◆ Stated goal ◆
Pick out the lines below that contain the string "title" and copy them all.

● ● ● ●

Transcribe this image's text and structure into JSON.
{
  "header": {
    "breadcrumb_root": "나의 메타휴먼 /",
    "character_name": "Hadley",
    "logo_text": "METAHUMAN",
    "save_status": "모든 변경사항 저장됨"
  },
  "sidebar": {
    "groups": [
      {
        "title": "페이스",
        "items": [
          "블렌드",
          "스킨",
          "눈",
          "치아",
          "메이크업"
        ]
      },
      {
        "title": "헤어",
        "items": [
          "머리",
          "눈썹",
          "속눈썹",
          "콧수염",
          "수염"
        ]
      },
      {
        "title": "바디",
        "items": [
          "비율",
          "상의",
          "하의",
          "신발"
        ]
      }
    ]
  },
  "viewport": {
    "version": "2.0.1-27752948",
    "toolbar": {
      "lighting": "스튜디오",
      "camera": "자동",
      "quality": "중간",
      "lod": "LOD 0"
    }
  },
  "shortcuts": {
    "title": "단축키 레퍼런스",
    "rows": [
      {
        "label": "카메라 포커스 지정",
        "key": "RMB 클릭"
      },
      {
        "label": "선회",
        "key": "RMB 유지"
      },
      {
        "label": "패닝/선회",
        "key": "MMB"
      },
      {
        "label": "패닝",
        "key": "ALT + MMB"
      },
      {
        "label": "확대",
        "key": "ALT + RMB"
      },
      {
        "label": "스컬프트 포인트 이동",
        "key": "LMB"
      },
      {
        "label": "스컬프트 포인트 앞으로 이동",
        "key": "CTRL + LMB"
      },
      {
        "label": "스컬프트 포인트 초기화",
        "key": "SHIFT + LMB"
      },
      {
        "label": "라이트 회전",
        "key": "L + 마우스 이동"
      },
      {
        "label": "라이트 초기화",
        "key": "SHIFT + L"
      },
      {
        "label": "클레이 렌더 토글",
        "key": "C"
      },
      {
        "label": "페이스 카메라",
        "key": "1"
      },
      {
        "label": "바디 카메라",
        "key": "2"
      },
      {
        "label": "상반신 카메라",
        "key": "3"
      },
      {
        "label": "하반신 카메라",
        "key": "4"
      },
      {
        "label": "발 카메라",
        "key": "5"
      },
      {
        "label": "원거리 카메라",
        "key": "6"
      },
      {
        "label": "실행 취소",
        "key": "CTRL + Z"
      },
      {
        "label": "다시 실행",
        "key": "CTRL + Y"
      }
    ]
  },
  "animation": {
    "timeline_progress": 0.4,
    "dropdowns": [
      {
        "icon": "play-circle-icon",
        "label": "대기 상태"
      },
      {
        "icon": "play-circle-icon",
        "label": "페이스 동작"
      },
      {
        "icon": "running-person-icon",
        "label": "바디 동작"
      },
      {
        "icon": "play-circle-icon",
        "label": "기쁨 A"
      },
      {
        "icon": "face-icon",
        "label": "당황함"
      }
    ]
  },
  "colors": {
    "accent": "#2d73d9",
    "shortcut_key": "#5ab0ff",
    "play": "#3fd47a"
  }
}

● ● ● ●

◆ The output ◆
        "title": "페이스",
        "title": "헤어",
        "title": "바디",
    "title": "단축키 레퍼런스",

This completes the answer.